- [The problem]
Tally the lines that contain the string "intenſum" and give the number by itself.

+++ Entries provided

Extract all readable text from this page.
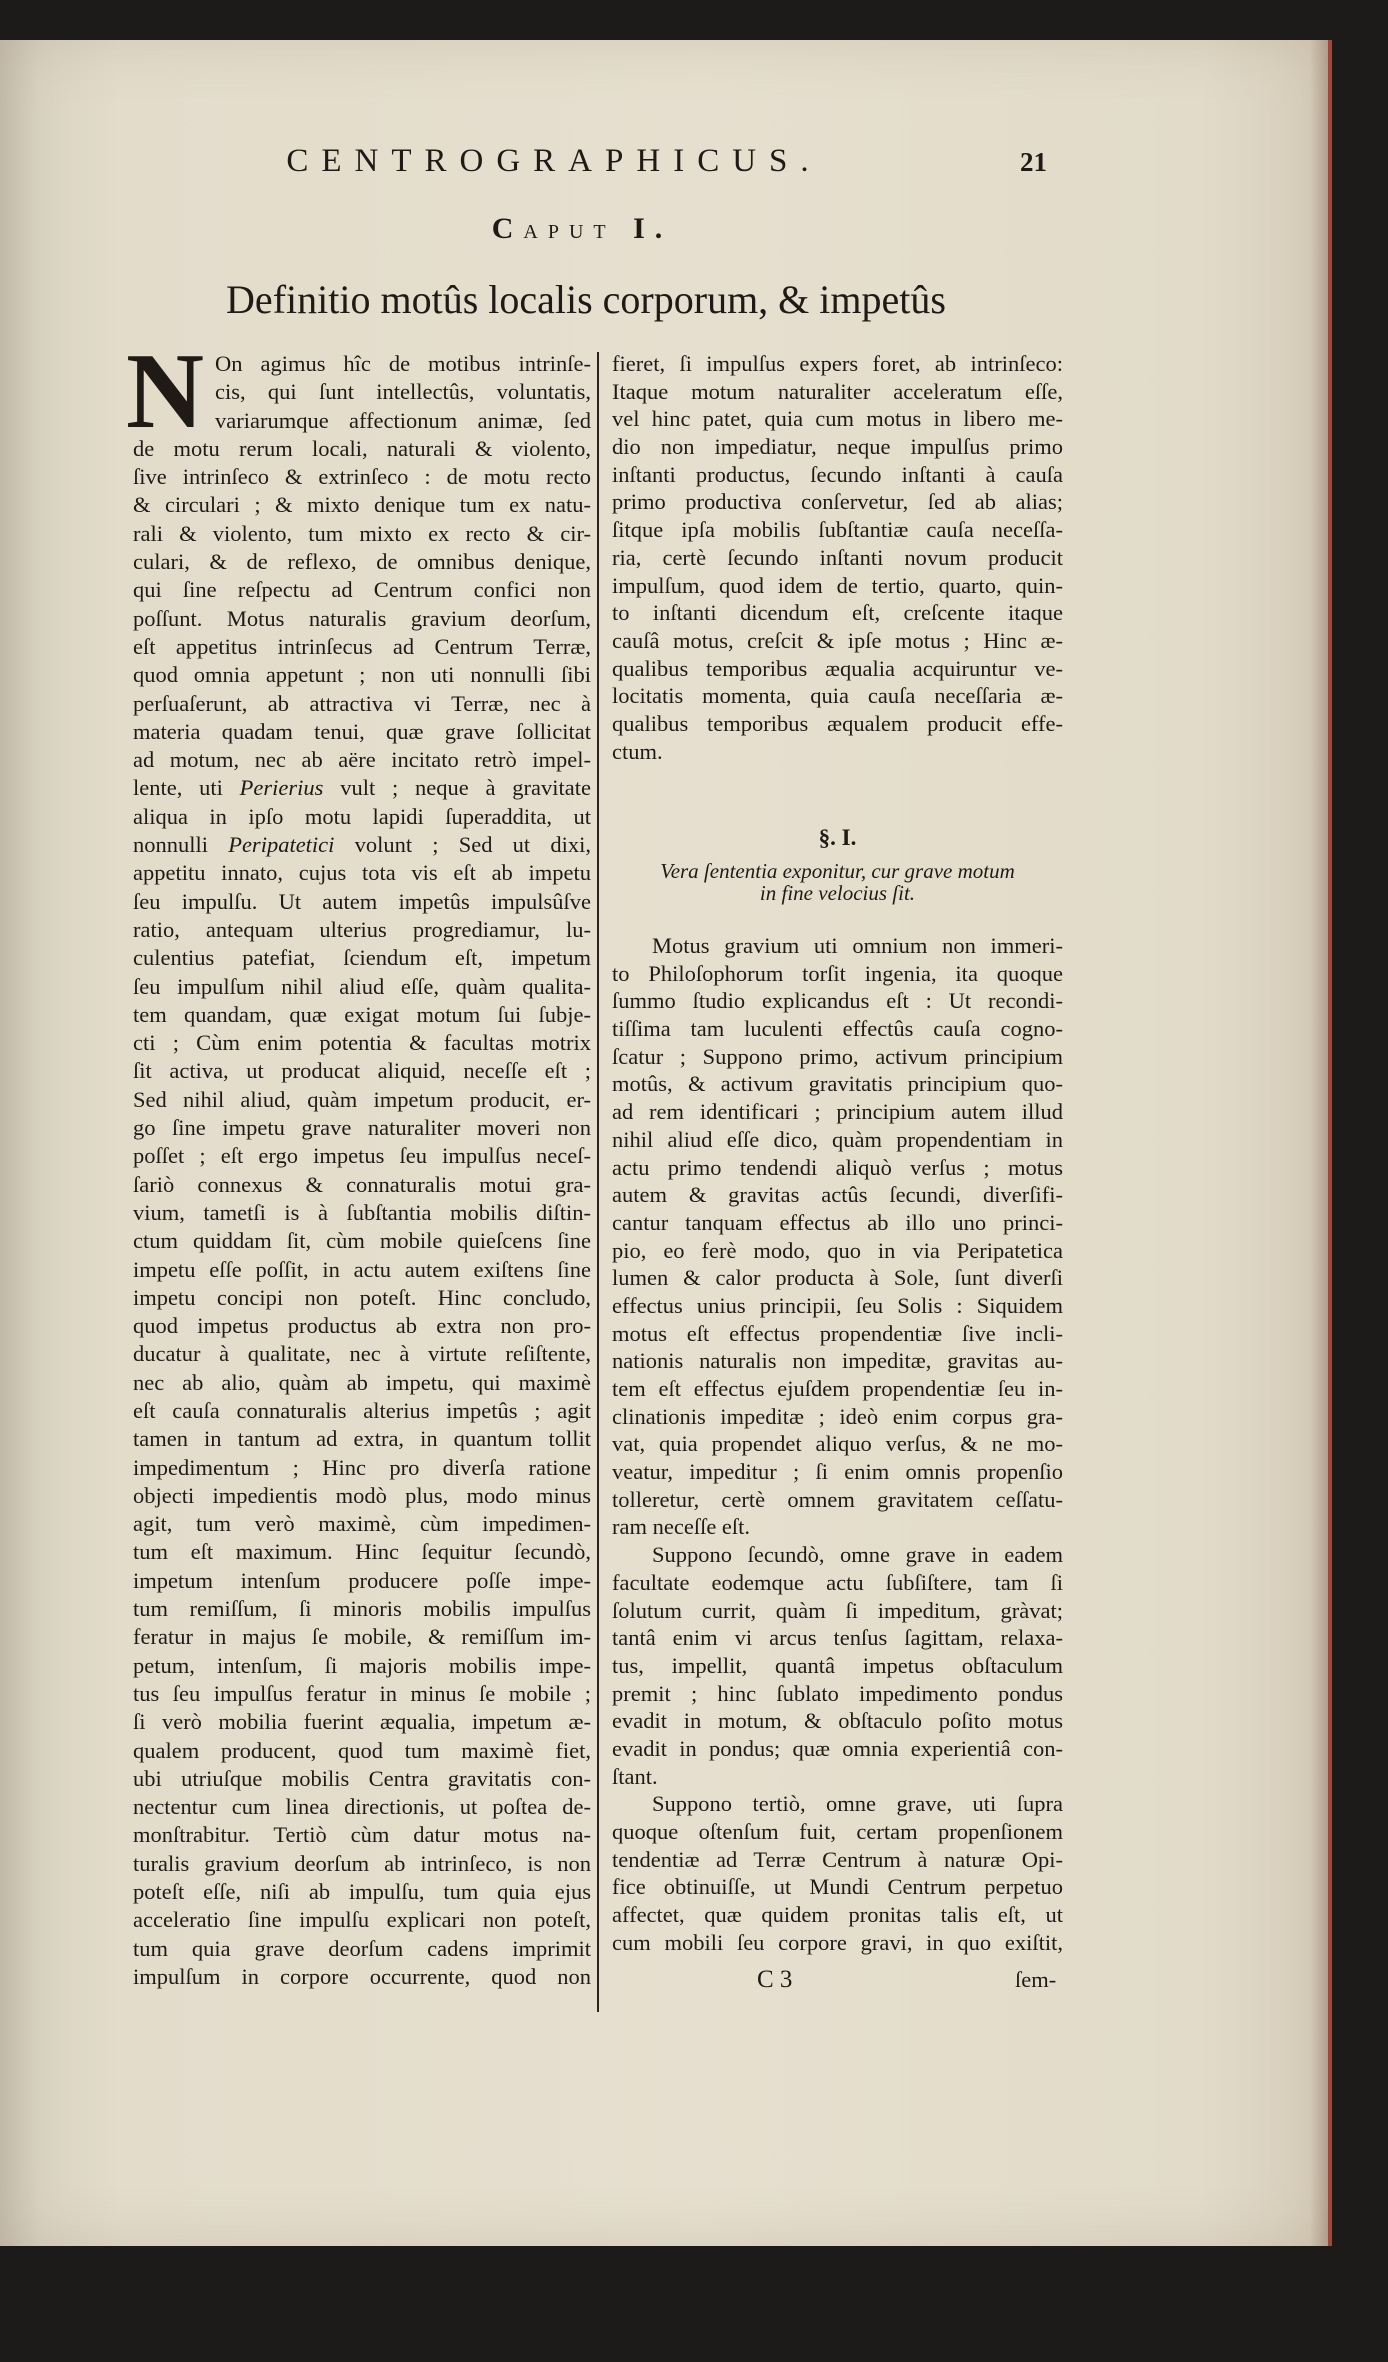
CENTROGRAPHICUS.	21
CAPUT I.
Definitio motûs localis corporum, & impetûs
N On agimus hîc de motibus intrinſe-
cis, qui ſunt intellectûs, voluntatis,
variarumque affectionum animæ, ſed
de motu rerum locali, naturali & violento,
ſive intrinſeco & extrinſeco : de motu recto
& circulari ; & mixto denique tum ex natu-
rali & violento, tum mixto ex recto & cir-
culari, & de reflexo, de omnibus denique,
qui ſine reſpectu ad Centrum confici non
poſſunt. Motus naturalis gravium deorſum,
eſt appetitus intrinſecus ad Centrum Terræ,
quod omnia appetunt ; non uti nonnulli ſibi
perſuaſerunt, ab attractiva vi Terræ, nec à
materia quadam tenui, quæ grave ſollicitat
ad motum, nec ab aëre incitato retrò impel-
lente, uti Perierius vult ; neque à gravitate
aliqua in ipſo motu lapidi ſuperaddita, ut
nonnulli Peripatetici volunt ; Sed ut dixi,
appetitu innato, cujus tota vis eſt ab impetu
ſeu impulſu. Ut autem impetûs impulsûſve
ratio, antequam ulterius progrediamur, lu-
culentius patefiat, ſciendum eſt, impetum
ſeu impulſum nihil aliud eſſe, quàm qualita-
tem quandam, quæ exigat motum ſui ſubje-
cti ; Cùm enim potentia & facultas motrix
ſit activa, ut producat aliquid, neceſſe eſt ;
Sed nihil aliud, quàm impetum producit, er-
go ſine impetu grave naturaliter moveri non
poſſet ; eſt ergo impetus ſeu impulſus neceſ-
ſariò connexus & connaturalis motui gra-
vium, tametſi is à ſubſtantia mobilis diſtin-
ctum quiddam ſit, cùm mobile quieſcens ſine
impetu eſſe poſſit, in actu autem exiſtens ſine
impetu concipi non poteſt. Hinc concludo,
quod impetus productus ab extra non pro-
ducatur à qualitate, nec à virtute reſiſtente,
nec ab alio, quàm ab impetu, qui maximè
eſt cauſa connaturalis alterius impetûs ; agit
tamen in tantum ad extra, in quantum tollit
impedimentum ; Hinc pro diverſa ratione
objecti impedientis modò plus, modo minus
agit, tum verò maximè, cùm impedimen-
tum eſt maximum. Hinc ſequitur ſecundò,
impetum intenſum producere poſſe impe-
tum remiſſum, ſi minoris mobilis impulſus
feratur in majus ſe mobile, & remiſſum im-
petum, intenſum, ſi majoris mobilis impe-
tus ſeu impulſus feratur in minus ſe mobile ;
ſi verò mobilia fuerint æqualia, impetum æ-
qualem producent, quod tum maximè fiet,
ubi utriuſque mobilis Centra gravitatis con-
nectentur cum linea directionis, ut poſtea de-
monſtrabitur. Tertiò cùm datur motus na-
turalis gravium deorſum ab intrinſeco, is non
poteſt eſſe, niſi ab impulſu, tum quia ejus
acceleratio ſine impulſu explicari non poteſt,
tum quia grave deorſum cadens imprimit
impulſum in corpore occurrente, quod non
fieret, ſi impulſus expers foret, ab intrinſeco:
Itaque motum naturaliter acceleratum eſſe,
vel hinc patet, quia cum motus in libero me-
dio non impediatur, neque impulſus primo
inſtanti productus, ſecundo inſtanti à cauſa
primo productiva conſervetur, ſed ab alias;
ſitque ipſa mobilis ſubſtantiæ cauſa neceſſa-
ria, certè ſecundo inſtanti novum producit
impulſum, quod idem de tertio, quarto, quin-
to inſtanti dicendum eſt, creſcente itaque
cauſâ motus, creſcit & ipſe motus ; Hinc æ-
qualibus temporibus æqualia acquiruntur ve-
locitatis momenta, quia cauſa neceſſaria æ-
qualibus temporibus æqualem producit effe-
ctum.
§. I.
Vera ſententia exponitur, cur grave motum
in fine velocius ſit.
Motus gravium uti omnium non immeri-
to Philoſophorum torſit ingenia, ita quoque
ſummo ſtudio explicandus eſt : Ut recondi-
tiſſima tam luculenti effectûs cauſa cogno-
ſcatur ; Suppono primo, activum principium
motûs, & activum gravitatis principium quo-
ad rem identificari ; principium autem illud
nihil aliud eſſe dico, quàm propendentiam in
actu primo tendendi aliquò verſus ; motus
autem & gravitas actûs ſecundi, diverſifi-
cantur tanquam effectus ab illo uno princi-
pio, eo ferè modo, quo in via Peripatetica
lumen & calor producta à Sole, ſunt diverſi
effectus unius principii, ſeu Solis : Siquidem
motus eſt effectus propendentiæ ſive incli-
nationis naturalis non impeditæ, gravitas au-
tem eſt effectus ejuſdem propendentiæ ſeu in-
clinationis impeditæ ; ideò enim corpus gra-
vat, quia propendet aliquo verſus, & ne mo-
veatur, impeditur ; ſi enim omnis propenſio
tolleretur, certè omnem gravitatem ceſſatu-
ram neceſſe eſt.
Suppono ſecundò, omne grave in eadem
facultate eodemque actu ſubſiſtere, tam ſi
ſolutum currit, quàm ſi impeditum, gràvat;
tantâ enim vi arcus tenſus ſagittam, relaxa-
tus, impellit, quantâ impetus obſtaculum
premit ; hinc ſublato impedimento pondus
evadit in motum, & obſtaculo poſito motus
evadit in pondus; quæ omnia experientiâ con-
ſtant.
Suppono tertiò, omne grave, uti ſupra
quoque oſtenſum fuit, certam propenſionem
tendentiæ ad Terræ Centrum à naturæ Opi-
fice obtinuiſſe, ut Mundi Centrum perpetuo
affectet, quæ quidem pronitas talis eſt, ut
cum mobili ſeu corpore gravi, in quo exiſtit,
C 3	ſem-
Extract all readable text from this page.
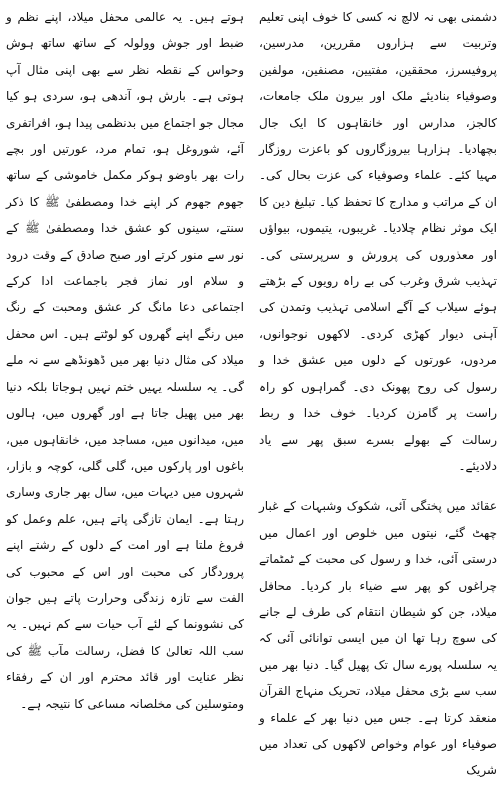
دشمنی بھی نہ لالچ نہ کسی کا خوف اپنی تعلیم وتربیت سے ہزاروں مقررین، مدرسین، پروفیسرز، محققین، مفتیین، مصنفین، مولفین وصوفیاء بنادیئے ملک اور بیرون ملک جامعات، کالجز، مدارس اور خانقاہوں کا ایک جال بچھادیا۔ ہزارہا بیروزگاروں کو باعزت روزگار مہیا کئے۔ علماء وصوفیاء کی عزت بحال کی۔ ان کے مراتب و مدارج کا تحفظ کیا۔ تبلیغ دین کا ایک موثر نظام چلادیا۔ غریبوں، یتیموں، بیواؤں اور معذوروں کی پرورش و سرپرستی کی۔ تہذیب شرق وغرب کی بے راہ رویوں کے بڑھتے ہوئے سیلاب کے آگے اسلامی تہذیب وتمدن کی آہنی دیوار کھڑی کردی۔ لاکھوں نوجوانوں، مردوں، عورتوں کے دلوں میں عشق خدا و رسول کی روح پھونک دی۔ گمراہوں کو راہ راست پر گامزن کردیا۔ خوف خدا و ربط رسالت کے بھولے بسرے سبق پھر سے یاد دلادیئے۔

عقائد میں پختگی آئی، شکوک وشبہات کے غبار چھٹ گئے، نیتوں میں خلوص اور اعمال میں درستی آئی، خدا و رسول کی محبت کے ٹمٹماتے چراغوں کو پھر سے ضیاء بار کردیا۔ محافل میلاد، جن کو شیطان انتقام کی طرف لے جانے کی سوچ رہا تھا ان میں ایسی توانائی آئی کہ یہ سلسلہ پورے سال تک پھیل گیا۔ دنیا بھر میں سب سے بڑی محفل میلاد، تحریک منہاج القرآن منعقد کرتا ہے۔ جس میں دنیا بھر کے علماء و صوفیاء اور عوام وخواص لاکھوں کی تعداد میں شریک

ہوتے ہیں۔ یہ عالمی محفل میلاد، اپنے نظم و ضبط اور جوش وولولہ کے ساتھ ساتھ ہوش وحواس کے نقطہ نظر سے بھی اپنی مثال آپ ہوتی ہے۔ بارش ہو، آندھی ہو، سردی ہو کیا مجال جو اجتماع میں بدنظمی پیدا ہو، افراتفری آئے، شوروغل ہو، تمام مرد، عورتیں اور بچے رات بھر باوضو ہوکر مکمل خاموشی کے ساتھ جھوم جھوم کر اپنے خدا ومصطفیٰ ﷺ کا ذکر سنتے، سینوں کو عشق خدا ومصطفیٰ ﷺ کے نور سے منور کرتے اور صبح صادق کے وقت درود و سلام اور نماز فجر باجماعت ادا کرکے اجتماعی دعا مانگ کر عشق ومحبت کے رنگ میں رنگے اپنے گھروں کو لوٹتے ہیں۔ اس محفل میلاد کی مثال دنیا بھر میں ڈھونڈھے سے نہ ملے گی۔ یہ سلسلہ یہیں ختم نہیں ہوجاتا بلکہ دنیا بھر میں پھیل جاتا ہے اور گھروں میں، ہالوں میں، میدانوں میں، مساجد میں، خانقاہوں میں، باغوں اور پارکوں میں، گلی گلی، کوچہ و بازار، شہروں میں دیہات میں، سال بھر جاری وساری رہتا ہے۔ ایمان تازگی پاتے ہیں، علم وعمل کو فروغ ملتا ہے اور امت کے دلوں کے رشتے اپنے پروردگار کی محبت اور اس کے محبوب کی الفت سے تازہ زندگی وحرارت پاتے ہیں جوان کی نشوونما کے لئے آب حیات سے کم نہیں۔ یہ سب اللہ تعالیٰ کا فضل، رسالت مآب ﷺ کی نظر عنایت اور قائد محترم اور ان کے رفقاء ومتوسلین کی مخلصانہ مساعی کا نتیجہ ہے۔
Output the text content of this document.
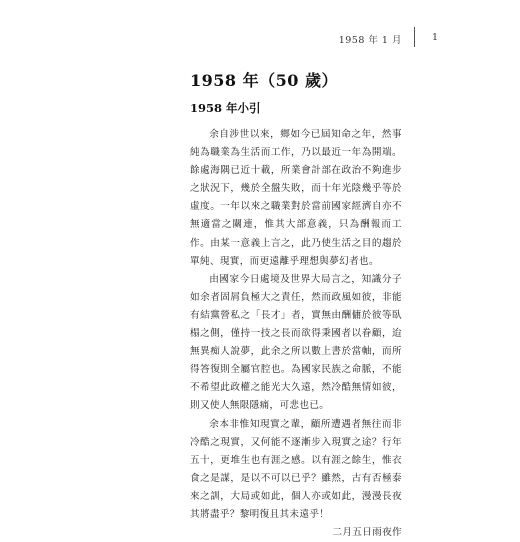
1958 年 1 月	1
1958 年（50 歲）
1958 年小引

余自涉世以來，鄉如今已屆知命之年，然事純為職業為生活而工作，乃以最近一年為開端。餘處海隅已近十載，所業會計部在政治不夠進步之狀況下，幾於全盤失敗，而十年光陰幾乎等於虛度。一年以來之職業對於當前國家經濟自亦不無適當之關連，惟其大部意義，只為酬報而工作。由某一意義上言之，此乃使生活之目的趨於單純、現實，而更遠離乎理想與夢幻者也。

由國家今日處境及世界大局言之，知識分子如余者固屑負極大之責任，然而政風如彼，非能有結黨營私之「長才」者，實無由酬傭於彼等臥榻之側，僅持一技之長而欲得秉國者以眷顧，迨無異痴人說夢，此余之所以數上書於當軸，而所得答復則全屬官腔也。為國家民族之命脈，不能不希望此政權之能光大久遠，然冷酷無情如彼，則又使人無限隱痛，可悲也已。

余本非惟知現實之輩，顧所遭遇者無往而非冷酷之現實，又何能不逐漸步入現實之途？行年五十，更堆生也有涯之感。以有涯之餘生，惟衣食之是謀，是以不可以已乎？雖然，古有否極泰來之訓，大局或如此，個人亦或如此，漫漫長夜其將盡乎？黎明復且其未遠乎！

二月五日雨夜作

++++++

- [Final answer]
2